DIRECTIONS:
Restate each entry word for word, leaving nothing out.
-- start of INFORMATION SUPPLIED --
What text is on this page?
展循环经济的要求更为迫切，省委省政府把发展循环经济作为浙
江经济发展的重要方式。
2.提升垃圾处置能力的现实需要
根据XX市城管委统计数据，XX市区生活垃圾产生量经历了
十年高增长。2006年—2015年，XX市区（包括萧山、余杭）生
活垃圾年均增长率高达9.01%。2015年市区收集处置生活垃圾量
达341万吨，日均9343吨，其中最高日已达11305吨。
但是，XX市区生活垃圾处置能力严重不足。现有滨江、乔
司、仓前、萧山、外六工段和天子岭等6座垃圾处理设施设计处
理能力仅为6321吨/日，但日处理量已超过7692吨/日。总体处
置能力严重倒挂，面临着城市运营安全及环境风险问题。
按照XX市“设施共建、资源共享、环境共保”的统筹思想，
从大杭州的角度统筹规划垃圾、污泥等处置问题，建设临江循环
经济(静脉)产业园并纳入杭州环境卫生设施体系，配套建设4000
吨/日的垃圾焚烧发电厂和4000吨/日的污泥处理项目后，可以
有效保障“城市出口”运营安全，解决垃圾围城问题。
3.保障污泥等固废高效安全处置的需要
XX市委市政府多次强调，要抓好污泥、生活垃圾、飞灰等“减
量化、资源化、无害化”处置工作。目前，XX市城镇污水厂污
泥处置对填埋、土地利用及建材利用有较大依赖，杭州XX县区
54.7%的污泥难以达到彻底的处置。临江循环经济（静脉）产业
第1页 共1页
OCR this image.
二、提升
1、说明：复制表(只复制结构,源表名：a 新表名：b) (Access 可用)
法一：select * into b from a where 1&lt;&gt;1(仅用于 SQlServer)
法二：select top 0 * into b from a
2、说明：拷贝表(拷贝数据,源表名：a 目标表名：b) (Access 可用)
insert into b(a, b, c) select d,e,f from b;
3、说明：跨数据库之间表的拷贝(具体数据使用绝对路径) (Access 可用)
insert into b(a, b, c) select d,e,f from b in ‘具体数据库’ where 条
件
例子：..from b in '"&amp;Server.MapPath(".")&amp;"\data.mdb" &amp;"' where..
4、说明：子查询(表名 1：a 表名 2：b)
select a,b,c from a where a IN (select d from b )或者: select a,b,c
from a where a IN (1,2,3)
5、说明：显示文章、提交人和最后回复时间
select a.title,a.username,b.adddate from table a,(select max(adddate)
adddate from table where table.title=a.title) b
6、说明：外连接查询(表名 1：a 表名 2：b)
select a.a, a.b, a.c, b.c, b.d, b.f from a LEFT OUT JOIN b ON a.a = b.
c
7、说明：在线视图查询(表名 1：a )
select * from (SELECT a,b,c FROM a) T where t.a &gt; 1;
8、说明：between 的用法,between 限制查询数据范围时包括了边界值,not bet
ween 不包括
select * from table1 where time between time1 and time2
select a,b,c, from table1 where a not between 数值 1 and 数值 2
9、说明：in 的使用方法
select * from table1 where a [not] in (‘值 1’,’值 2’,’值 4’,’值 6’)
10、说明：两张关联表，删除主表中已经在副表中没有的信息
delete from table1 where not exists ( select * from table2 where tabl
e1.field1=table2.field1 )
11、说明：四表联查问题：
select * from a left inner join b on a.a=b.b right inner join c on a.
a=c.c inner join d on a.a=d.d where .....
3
-- end of INFORMATION SUPPLIED --
TASK ANSWER:
What text is on this page?
展循环经济的要求更为迫切，省委省政府把发展循环经济作为浙
江经济发展的重要方式。
2.提升垃圾处置能力的现实需要
根据XX市城管委统计数据，XX市区生活垃圾产生量经历了
十年高增长。2006年—2015年，XX市区（包括萧山、余杭）生
活垃圾年均增长率高达9.01%。2015年市区收集处置生活垃圾量
达341万吨，日均9343吨，其中最高日已达11305吨。
但是，XX市区生活垃圾处置能力严重不足。现有滨江、乔
司、仓前、萧山、外六工段和天子岭等6座垃圾处理设施设计处
理能力仅为6321吨/日，但日处理量已超过7692吨/日。总体处
置能力严重倒挂，面临着城市运营安全及环境风险问题。
按照XX市“设施共建、资源共享、环境共保”的统筹思想，
从大杭州的角度统筹规划垃圾、污泥等处置问题，建设临江循环
经济(静脉)产业园并纳入杭州环境卫生设施体系，配套建设4000
吨/日的垃圾焚烧发电厂和4000吨/日的污泥处理项目后，可以
有效保障“城市出口”运营安全，解决垃圾围城问题。
3.保障污泥等固废高效安全处置的需要
XX市委市政府多次强调，要抓好污泥、生活垃圾、飞灰等“减
量化、资源化、无害化”处置工作。目前，XX市城镇污水厂污
泥处置对填埋、土地利用及建材利用有较大依赖，杭州XX县区
54.7%的污泥难以达到彻底的处置。临江循环经济（静脉）产业
第1页 共1页
OCR this image.
二、提升
1、说明：复制表(只复制结构,源表名：a 新表名：b) (Access 可用)
法一：select * into b from a where 1&lt;&gt;1(仅用于 SQlServer)
法二：select top 0 * into b from a
2、说明：拷贝表(拷贝数据,源表名：a 目标表名：b) (Access 可用)
insert into b(a, b, c) select d,e,f from b;
3、说明：跨数据库之间表的拷贝(具体数据使用绝对路径) (Access 可用)
insert into b(a, b, c) select d,e,f from b in ‘具体数据库’ where 条
件
例子：..from b in '"&amp;Server.MapPath(".")&amp;"\data.mdb" &amp;"' where..
4、说明：子查询(表名 1：a 表名 2：b)
select a,b,c from a where a IN (select d from b )或者: select a,b,c
from a where a IN (1,2,3)
5、说明：显示文章、提交人和最后回复时间
select a.title,a.username,b.adddate from table a,(select max(adddate)
adddate from table where table.title=a.title) b
6、说明：外连接查询(表名 1：a 表名 2：b)
select a.a, a.b, a.c, b.c, b.d, b.f from a LEFT OUT JOIN b ON a.a = b.
c
7、说明：在线视图查询(表名 1：a )
select * from (SELECT a,b,c FROM a) T where t.a &gt; 1;
8、说明：between 的用法,between 限制查询数据范围时包括了边界值,not bet
ween 不包括
select * from table1 where time between time1 and time2
select a,b,c, from table1 where a not between 数值 1 and 数值 2
9、说明：in 的使用方法
select * from table1 where a [not] in (‘值 1’,’值 2’,’值 4’,’值 6’)
10、说明：两张关联表，删除主表中已经在副表中没有的信息
delete from table1 where not exists ( select * from table2 where tabl
e1.field1=table2.field1 )
11、说明：四表联查问题：
select * from a left inner join b on a.a=b.b right inner join c on a.
a=c.c inner join d on a.a=d.d where .....
3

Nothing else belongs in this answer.